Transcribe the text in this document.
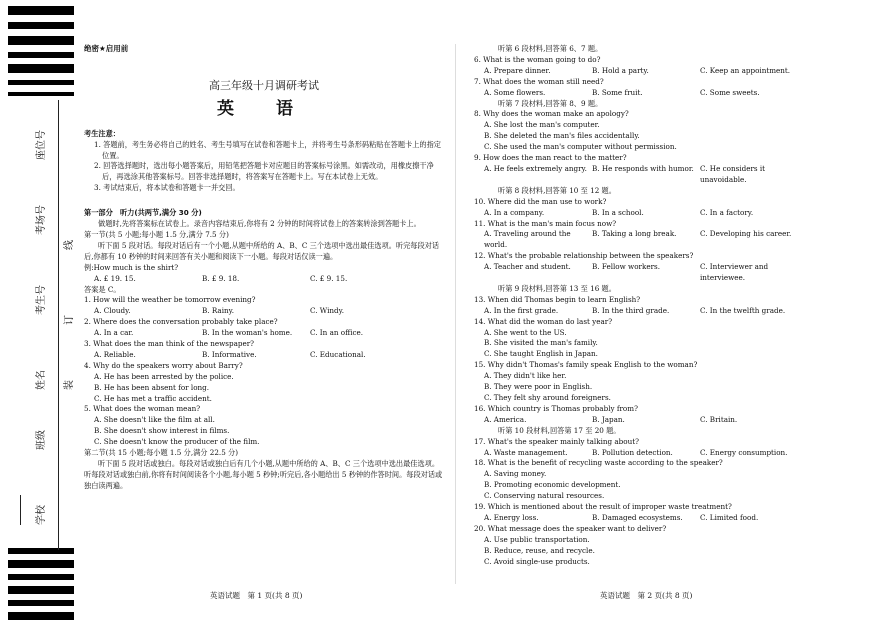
学校
班级
姓名
考生号
考场号
座位号
装
订
线
绝密★启用前
高三年级十月调研考试
英 语
考生注意：

1. 答题前，考生务必将自己的姓名、考生号填写在试卷和答题卡上，并将考生号条形码粘贴在答题卡上的指定位置。

2. 回答选择题时，选出每小题答案后，用铅笔把答题卡对应题目的答案标号涂黑。如需改动，用橡皮擦干净后，再选涂其他答案标号。回答非选择题时，将答案写在答题卡上。写在本试卷上无效。

3. 考试结束后，将本试卷和答题卡一并交回。

第一部分　听力(共两节,满分 30 分)

做题时,先将答案标在试卷上。录音内容结束后,你将有 2 分钟的时间将试卷上的答案转涂到答题卡上。

第一节(共 5 小题;每小题 1.5 分,满分 7.5 分)

听下面 5 段对话。每段对话后有一个小题,从题中所给的 A、B、C 三个选项中选出最佳选项。听完每段对话后,你都有 10 秒钟的时间来回答有关小题和阅读下一小题。每段对话仅读一遍。

例:How much is the shirt?

A. £ 19. 15.	B. £ 9. 18.	C. £ 9. 15.

答案是 C。

1. How will the weather be tomorrow evening?

A. Cloudy.	B. Rainy.	C. Windy.

2. Where does the conversation probably take place?

A. In a car.	B. In the woman's home.	C. In an office.

3. What does the man think of the newspaper?

A. Reliable.	B. Informative.	C. Educational.

4. Why do the speakers worry about Barry?

A. He has been arrested by the police.

B. He has been absent for long.

C. He has met a traffic accident.

5. What does the woman mean?

A. She doesn't like the film at all.

B. She doesn't show interest in films.

C. She doesn't know the producer of the film.

第二节(共 15 小题;每小题 1.5 分,满分 22.5 分)

听下面 5 段对话或独白。每段对话或独白后有几个小题,从题中所给的 A、B、C 三个选项中选出最佳选项。听每段对话或独白前,你将有时间阅读各个小题,每小题 5 秒钟;听完后,各小题给出 5 秒钟的作答时间。每段对话或独白读两遍。

英语试题　第 1 页(共 8 页)

听第 6 段材料,回答第 6、7 题。

6. What is the woman going to do?

A. Prepare dinner.	B. Hold a party.	C. Keep an appointment.

7. What does the woman still need?

A. Some flowers.	B. Some fruit.	C. Some sweets.

听第 7 段材料,回答第 8、9 题。

8. Why does the woman make an apology?

A. She lost the man's computer.

B. She deleted the man's files accidentally.

C. She used the man's computer without permission.

9. How does the man react to the matter?

A. He feels extremely angry. B. He responds with humor. C. He considers it unavoidable.

听第 8 段材料,回答第 10 至 12 题。

10. Where did the man use to work?

A. In a company.	B. In a school.	C. In a factory.

11. What is the man's main focus now?

A. Traveling around the world.
B. Taking a long break.	C. Developing his career.

12. What's the probable relationship between the speakers?

A. Teacher and student.	B. Fellow workers.	C. Interviewer and interviewee.

听第 9 段材料,回答第 13 至 16 题。

13. When did Thomas begin to learn English?

A. In the first grade.	B. In the third grade.	C. In the twelfth grade.

14. What did the woman do last year?

A. She went to the US.

B. She visited the man's family.

C. She taught English in Japan.

15. Why didn't Thomas's family speak English to the woman?

A. They didn't like her.

B. They were poor in English.

C. They felt shy around foreigners.

16. Which country is Thomas probably from?

A. America.	B. Japan.	C. Britain.

听第 10 段材料,回答第 17 至 20 题。

17. What's the speaker mainly talking about?

A. Waste management.	B. Pollution detection.	C. Energy consumption.

18. What is the benefit of recycling waste according to the speaker?

A. Saving money.

B. Promoting economic development.

C. Conserving natural resources.

19. Which is mentioned about the result of improper waste treatment?

A. Energy loss.	B. Damaged ecosystems.	C. Limited food.

20. What message does the speaker want to deliver?

A. Use public transportation.

B. Reduce, reuse, and recycle.

C. Avoid single-use products.

英语试题　第 2 页(共 8 页)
···
Give every record again exactly, apart from the pictures, which stay out.

### [Correct answer]
Transcribe the text in this document.
学校
班级
姓名
考生号
考场号
座位号
装
订
线
绝密★启用前
高三年级十月调研考试
英 语
考生注意：

1. 答题前，考生务必将自己的姓名、考生号填写在试卷和答题卡上，并将考生号条形码粘贴在答题卡上的指定位置。

2. 回答选择题时，选出每小题答案后，用铅笔把答题卡对应题目的答案标号涂黑。如需改动，用橡皮擦干净后，再选涂其他答案标号。回答非选择题时，将答案写在答题卡上。写在本试卷上无效。

3. 考试结束后，将本试卷和答题卡一并交回。

第一部分　听力(共两节,满分 30 分)

做题时,先将答案标在试卷上。录音内容结束后,你将有 2 分钟的时间将试卷上的答案转涂到答题卡上。

第一节(共 5 小题;每小题 1.5 分,满分 7.5 分)

听下面 5 段对话。每段对话后有一个小题,从题中所给的 A、B、C 三个选项中选出最佳选项。听完每段对话后,你都有 10 秒钟的时间来回答有关小题和阅读下一小题。每段对话仅读一遍。

例:How much is the shirt?

A. £ 19. 15.	B. £ 9. 18.	C. £ 9. 15.

答案是 C。

1. How will the weather be tomorrow evening?

A. Cloudy.	B. Rainy.	C. Windy.

2. Where does the conversation probably take place?

A. In a car.	B. In the woman's home.	C. In an office.

3. What does the man think of the newspaper?

A. Reliable.	B. Informative.	C. Educational.

4. Why do the speakers worry about Barry?

A. He has been arrested by the police.

B. He has been absent for long.

C. He has met a traffic accident.

5. What does the woman mean?

A. She doesn't like the film at all.

B. She doesn't show interest in films.

C. She doesn't know the producer of the film.

第二节(共 15 小题;每小题 1.5 分,满分 22.5 分)

听下面 5 段对话或独白。每段对话或独白后有几个小题,从题中所给的 A、B、C 三个选项中选出最佳选项。听每段对话或独白前,你将有时间阅读各个小题,每小题 5 秒钟;听完后,各小题给出 5 秒钟的作答时间。每段对话或独白读两遍。

英语试题　第 1 页(共 8 页)

听第 6 段材料,回答第 6、7 题。

6. What is the woman going to do?

A. Prepare dinner.	B. Hold a party.	C. Keep an appointment.

7. What does the woman still need?

A. Some flowers.	B. Some fruit.	C. Some sweets.

听第 7 段材料,回答第 8、9 题。

8. Why does the woman make an apology?

A. She lost the man's computer.

B. She deleted the man's files accidentally.

C. She used the man's computer without permission.

9. How does the man react to the matter?

A. He feels extremely angry. B. He responds with humor. C. He considers it unavoidable.

听第 8 段材料,回答第 10 至 12 题。

10. Where did the man use to work?

A. In a company.	B. In a school.	C. In a factory.

11. What is the man's main focus now?

A. Traveling around the world.
B. Taking a long break.	C. Developing his career.

12. What's the probable relationship between the speakers?

A. Teacher and student.	B. Fellow workers.	C. Interviewer and interviewee.

听第 9 段材料,回答第 13 至 16 题。

13. When did Thomas begin to learn English?

A. In the first grade.	B. In the third grade.	C. In the twelfth grade.

14. What did the woman do last year?

A. She went to the US.

B. She visited the man's family.

C. She taught English in Japan.

15. Why didn't Thomas's family speak English to the woman?

A. They didn't like her.

B. They were poor in English.

C. They felt shy around foreigners.

16. Which country is Thomas probably from?

A. America.	B. Japan.	C. Britain.

听第 10 段材料,回答第 17 至 20 题。

17. What's the speaker mainly talking about?

A. Waste management.	B. Pollution detection.	C. Energy consumption.

18. What is the benefit of recycling waste according to the speaker?

A. Saving money.

B. Promoting economic development.

C. Conserving natural resources.

19. Which is mentioned about the result of improper waste treatment?

A. Energy loss.	B. Damaged ecosystems.	C. Limited food.

20. What message does the speaker want to deliver?

A. Use public transportation.

B. Reduce, reuse, and recycle.

C. Avoid single-use products.

英语试题　第 2 页(共 8 页)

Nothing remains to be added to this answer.